_Brano scelto_
•••

Con l’assassinio di tre giovani israeliani a Hebron e le prime immediate reazioni già in atto mentre scrivo, torna di mediatica attualità la questione israeliana/palestinese. Una questione fondamentale del nostro tempo. Unica, ma con molte facce. Internazionale, non regionale. Storica, cioè della storia dell’intero Occidente, non solo attuale. Paradigmatica, della politica e del pensiero strategico. Risolvere questa questione vorrebbe dire passare ad un altro stadio della civiltà umana. In questo blog non è mai stata affrontata, ma presuppongo che i miei quattro lettori ne sappiano almeno quanto me, quindi non la faccio tanto lunga e scrivo in libertà.

Nel cuore dello scorso mese di giugno ho fatto un viaggio di dieci giorni in Israele/Palestina. Un viaggio autonomo, fatto in quattro, preparato da me stesso e qualche dritta d’agenzia, perché interessato da sempre a quel paese. Un viaggio in un posto ricco, di paesaggio e storia, di bellezze e di brutture, di contraddizioni. Essendo senza altra guida umana, oltre agli aspetti paesaggistici ed archeologici, abbiamo avuto modo di cogliere solo con leggerezza, in superfice, alcuni aspetti antropologici e politico-sociali. Però mi è capitato di colloquiare a lungo con un giovane francescano italiano della Custodia di Terra Santa, da cui ho avuto soprattutto conferma delle divisioni profonde, assolute, non solo tra le popolazioni, ma anche tra i numerosi gruppi intellettuali.

•••

_Dati riportati_

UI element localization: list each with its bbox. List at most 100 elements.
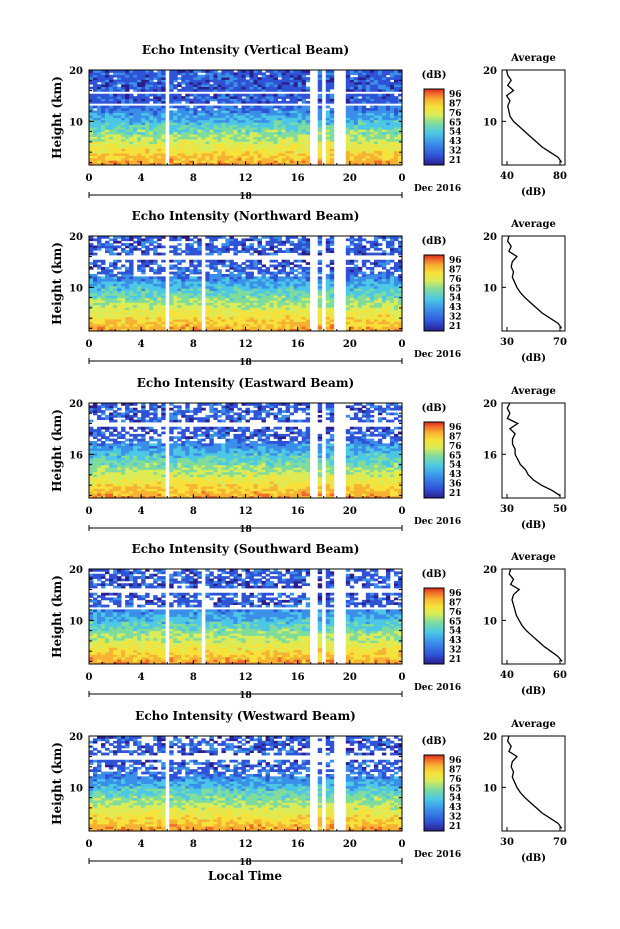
heatmap-cell — [325, 72, 331, 76]
heatmap-cell — [133, 236, 138, 239]
heatmap-cell — [289, 323, 295, 327]
heatmap-cell — [345, 84, 351, 88]
heatmap-cell — [229, 281, 234, 284]
heatmap-cell — [89, 293, 94, 296]
heatmap-cell — [93, 262, 98, 265]
heatmap-cell — [197, 110, 202, 114]
heatmap-cell — [181, 271, 186, 275]
heatmap-cell — [385, 243, 391, 246]
heatmap-cell — [137, 238, 142, 242]
heatmap-cell — [389, 98, 395, 102]
heatmap-cell — [237, 309, 242, 313]
heatmap-cell — [373, 153, 379, 156]
heatmap-cell — [273, 77, 278, 80]
heatmap-cell — [145, 153, 150, 156]
heatmap-cell — [281, 300, 287, 303]
heatmap-cell — [329, 266, 335, 270]
heatmap-cell — [381, 131, 387, 135]
heatmap-cell — [285, 297, 291, 301]
heatmap-cell — [169, 300, 174, 303]
heatmap-cell — [149, 131, 154, 135]
heatmap-cell — [161, 77, 166, 80]
heatmap-cell — [357, 252, 363, 256]
heatmap-cell — [209, 124, 214, 128]
heatmap-cell — [381, 252, 387, 256]
heatmap-cell — [193, 326, 198, 330]
heatmap-cell — [265, 131, 270, 135]
heatmap-cell — [345, 105, 351, 109]
heatmap-cell — [109, 281, 114, 284]
heatmap-cell — [145, 122, 150, 126]
heatmap-cell — [253, 157, 258, 161]
heatmap-cell — [389, 304, 395, 308]
heatmap-cell — [249, 328, 254, 332]
heatmap-cell — [101, 81, 106, 85]
heatmap-cell — [253, 86, 258, 90]
heatmap-cell — [233, 312, 238, 315]
heatmap-cell — [233, 328, 238, 332]
heatmap-cell — [217, 290, 222, 294]
heatmap-cell — [317, 115, 323, 118]
heatmap-cell — [261, 283, 266, 287]
heatmap-cell — [197, 105, 202, 109]
heatmap-cell — [293, 136, 299, 140]
heatmap-cell — [213, 319, 218, 322]
heatmap-cell — [141, 148, 146, 152]
heatmap-cell — [305, 321, 311, 325]
heatmap-cell — [385, 79, 391, 83]
heatmap-cell — [217, 131, 222, 135]
heatmap-cell — [161, 96, 166, 99]
heatmap-cell — [189, 293, 194, 296]
heatmap-cell — [273, 124, 278, 128]
heatmap-cell — [117, 153, 122, 156]
heatmap-cell — [189, 79, 194, 83]
heatmap-cell — [301, 309, 307, 313]
heatmap-cell — [377, 84, 383, 88]
profile-y-tick-label: 10 — [483, 117, 497, 128]
heatmap-cell — [205, 127, 210, 130]
heatmap-cell — [129, 274, 134, 277]
heatmap-cell — [89, 281, 94, 284]
heatmap-cell — [233, 304, 238, 308]
heatmap-cell — [269, 138, 274, 142]
heatmap-cell — [385, 81, 391, 85]
heatmap-cell — [101, 312, 106, 315]
heatmap-cell — [241, 319, 246, 322]
heatmap-cell — [189, 307, 194, 311]
heatmap-cell — [129, 117, 134, 121]
heatmap-cell — [233, 266, 238, 270]
heatmap-cell — [253, 84, 258, 88]
heatmap-cell — [101, 162, 106, 166]
heatmap-cell — [277, 326, 283, 330]
heatmap-cell — [161, 288, 166, 292]
heatmap-cell — [305, 112, 311, 116]
heatmap-cell — [213, 264, 218, 268]
heatmap-cell — [257, 271, 262, 275]
heatmap-cell — [217, 117, 222, 121]
heatmap-cell — [173, 136, 178, 140]
heatmap-cell — [289, 328, 295, 332]
heatmap-cell — [297, 281, 303, 284]
heatmap-cell — [245, 127, 250, 130]
heatmap-cell — [153, 236, 158, 239]
heatmap-cell — [161, 74, 166, 78]
heatmap-cell — [109, 271, 114, 275]
heatmap-cell — [369, 105, 375, 109]
heatmap-cell — [325, 302, 331, 306]
heatmap-cell — [357, 247, 363, 251]
heatmap-cell — [101, 124, 106, 128]
heatmap-cell — [121, 70, 126, 73]
heatmap-cell — [241, 266, 246, 270]
heatmap-cell — [285, 262, 291, 265]
heatmap-cell — [201, 110, 206, 114]
heatmap-cell — [125, 300, 130, 303]
heatmap-cell — [369, 89, 375, 92]
heatmap-cell — [237, 281, 242, 284]
heatmap-cell — [97, 122, 102, 126]
heatmap-cell — [189, 127, 194, 130]
heatmap-cell — [265, 127, 270, 130]
heatmap-cell — [149, 138, 154, 142]
heatmap-cell — [177, 321, 182, 325]
heatmap-cell — [173, 155, 178, 159]
heatmap-cell — [317, 81, 323, 85]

•••

_Completa quanto segue_
(a) Quanto è durato il viaggio in Israele/Palestina di cui parla il brano?
(b) Estrai dalle voci tutte le righe che contengono la stringa "List", distinguendo tra maiuscole e minuscole.
Il brano e le voci sono materiali indipendenti l'uno dalle altre.

_Esercizio svolto_
(a) Dieci giorni.

(b)
UI element localization: list each with its bbox. List at most 100 elements.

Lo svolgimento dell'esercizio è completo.